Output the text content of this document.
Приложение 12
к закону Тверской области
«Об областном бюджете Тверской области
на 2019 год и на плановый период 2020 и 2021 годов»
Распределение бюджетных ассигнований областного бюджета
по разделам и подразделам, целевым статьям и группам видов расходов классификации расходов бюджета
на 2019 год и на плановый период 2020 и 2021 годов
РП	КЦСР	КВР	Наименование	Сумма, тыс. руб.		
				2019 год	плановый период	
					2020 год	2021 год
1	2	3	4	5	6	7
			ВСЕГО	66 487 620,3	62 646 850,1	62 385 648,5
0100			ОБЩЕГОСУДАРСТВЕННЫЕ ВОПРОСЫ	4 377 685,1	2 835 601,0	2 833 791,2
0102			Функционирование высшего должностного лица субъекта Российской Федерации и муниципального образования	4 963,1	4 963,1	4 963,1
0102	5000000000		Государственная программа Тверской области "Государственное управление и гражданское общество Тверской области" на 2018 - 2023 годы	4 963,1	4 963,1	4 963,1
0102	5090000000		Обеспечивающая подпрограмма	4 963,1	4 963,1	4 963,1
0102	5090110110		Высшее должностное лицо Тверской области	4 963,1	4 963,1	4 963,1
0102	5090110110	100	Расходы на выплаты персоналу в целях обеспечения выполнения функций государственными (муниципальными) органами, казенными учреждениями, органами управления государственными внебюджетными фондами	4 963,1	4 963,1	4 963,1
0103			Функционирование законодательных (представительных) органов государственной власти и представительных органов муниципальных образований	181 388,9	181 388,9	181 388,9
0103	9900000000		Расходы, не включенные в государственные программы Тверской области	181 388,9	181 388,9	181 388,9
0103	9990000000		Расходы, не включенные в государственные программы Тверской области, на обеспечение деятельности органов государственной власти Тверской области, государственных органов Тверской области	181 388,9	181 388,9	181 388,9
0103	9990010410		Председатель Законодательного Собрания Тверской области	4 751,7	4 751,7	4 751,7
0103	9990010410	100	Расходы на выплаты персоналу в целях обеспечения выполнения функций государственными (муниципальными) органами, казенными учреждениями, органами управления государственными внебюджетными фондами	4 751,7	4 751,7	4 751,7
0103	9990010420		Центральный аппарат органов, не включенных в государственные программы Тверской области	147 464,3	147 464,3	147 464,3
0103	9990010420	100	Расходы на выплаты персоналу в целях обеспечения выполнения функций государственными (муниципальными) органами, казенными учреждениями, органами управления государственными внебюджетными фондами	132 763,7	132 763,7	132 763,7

··········

§ What the exercise asks: Scan the listing above. Gather each line that contains the word "плановый".

§ Written response:
на 2019 год и на плановый период 2020 и 2021 годов»
на 2019 год и на плановый период 2020 и 2021 годов
				2019 год	плановый период	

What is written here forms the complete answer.